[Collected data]

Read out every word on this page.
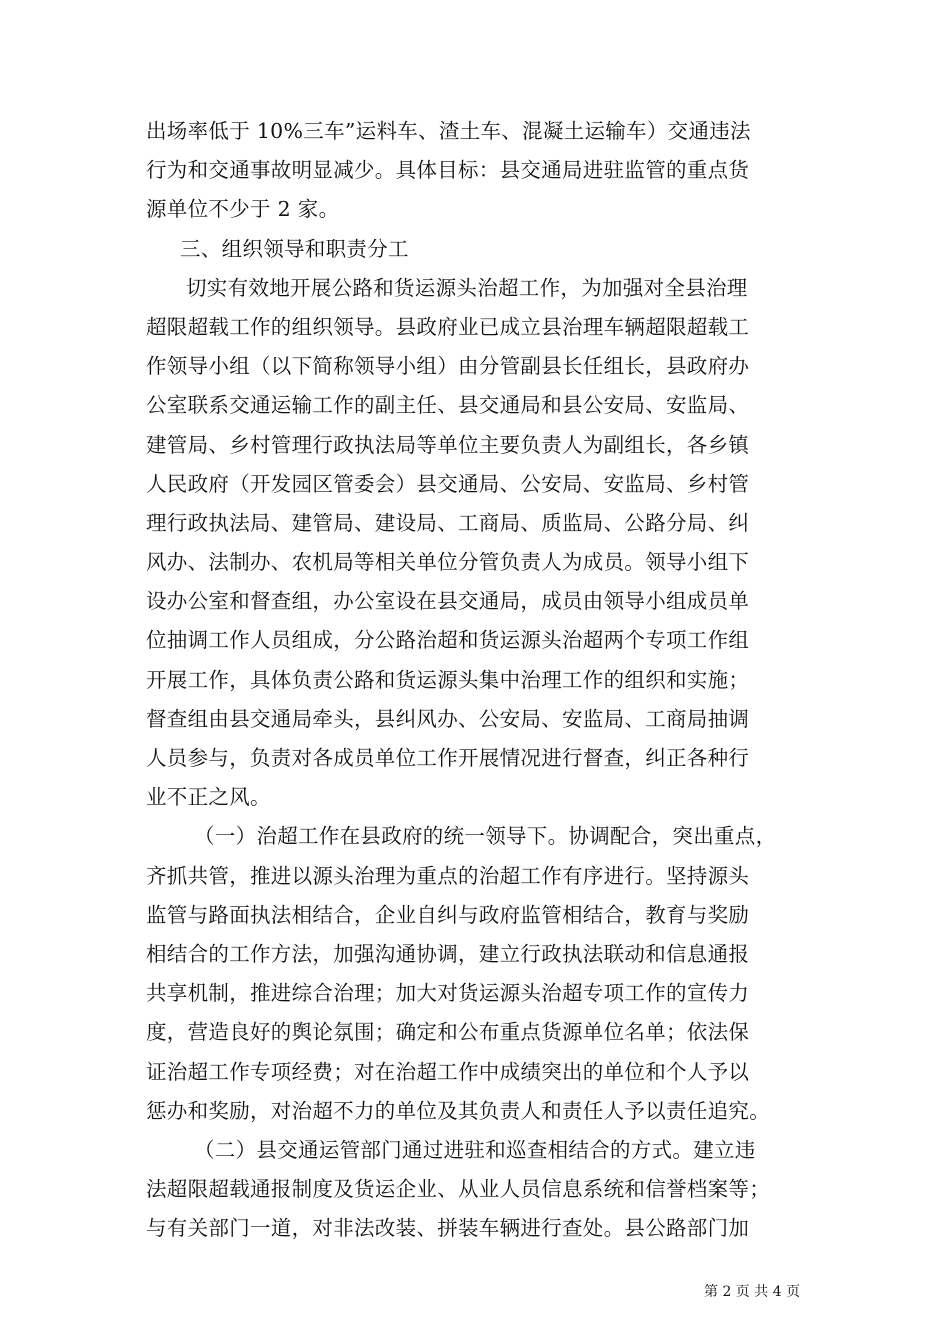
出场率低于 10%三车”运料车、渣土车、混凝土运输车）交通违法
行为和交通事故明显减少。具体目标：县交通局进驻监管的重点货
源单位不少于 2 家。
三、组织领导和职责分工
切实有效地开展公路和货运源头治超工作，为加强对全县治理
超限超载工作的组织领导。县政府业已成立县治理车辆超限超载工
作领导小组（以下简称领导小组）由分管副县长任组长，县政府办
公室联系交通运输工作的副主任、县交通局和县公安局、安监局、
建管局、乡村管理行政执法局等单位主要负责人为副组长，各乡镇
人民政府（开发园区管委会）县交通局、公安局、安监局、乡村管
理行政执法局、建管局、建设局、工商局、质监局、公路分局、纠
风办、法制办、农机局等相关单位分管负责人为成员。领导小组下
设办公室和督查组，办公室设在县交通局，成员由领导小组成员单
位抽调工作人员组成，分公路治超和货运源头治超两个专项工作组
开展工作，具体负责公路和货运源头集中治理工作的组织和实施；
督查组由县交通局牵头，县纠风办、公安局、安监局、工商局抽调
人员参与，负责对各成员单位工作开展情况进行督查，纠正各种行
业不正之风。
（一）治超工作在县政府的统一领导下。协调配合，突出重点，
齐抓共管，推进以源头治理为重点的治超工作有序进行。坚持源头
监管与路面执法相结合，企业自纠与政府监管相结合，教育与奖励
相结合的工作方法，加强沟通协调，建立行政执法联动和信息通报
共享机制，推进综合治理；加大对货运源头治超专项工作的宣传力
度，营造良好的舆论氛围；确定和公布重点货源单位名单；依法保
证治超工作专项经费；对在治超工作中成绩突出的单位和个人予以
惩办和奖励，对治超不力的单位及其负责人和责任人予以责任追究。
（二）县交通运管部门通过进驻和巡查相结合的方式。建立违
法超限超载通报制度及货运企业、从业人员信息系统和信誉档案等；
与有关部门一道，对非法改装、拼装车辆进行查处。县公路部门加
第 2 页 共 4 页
--
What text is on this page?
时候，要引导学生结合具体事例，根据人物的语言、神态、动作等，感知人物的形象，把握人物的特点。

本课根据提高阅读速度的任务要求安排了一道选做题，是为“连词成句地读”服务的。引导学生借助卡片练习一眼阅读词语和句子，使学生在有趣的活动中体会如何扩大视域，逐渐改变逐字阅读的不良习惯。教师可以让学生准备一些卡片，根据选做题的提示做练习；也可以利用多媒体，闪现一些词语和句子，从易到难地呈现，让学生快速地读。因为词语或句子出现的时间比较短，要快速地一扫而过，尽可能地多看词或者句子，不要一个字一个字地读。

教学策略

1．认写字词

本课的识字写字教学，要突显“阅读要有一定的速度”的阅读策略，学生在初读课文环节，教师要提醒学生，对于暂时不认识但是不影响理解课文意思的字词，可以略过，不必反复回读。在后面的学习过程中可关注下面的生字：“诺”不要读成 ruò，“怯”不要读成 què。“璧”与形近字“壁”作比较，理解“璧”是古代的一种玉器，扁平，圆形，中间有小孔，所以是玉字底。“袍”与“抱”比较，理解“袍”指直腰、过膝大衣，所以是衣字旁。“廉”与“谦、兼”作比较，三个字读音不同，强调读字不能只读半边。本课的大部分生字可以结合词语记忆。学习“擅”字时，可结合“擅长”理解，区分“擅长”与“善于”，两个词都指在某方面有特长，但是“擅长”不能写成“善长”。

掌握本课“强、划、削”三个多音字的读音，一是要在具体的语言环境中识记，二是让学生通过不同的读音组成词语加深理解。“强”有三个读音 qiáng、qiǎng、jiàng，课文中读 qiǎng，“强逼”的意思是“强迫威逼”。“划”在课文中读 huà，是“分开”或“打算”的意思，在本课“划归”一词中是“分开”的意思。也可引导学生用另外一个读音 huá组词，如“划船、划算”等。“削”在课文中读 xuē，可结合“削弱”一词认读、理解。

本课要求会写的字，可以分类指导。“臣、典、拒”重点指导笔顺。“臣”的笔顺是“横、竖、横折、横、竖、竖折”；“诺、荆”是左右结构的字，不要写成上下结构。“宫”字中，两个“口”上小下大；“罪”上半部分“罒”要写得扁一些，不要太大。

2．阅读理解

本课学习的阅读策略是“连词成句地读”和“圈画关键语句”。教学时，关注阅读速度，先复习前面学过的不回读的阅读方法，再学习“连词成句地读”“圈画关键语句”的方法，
==
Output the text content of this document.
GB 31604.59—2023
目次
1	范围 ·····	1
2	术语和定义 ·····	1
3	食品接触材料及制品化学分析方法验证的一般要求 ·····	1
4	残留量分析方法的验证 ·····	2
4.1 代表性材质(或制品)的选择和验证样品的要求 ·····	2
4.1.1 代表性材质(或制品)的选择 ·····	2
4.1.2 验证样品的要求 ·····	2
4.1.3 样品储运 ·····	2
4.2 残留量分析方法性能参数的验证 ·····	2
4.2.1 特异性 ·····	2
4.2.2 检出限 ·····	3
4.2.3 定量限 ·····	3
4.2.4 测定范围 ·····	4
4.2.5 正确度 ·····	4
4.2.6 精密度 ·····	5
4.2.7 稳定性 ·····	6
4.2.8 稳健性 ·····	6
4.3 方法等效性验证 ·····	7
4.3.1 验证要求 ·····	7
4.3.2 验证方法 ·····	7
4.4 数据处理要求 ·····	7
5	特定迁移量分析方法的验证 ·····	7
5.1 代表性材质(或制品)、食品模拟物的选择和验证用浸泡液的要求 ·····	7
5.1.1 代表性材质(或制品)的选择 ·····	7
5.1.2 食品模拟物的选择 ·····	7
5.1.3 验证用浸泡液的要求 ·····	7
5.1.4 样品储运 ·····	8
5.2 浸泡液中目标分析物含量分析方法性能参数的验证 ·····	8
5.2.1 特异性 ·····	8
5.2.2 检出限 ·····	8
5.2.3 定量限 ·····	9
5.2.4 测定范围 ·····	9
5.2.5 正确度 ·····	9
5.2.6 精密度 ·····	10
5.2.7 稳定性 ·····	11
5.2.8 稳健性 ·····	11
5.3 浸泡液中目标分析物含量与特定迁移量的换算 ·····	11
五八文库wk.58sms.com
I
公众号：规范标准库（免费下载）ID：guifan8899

### TASK DESCRIPTION
Go through the records and show every line with the string "连词成句地读" in it.

### REPLY
本课根据提高阅读速度的任务要求安排了一道选做题，是为“连词成句地读”服务的。引导学生借助卡片练习一眼阅读词语和句子，使学生在有趣的活动中体会如何扩大视域，逐渐改变逐字阅读的不良习惯。教师可以让学生准备一些卡片，根据选做题的提示做练习；也可以利用多媒体，闪现一些词语和句子，从易到难地呈现，让学生快速地读。因为词语或句子出现的时间比较短，要快速地一扫而过，尽可能地多看词或者句子，不要一个字一个字地读。
本课学习的阅读策略是“连词成句地读”和“圈画关键语句”。教学时，关注阅读速度，先复习前面学过的不回读的阅读方法，再学习“连词成句地读”“圈画关键语句”的方法，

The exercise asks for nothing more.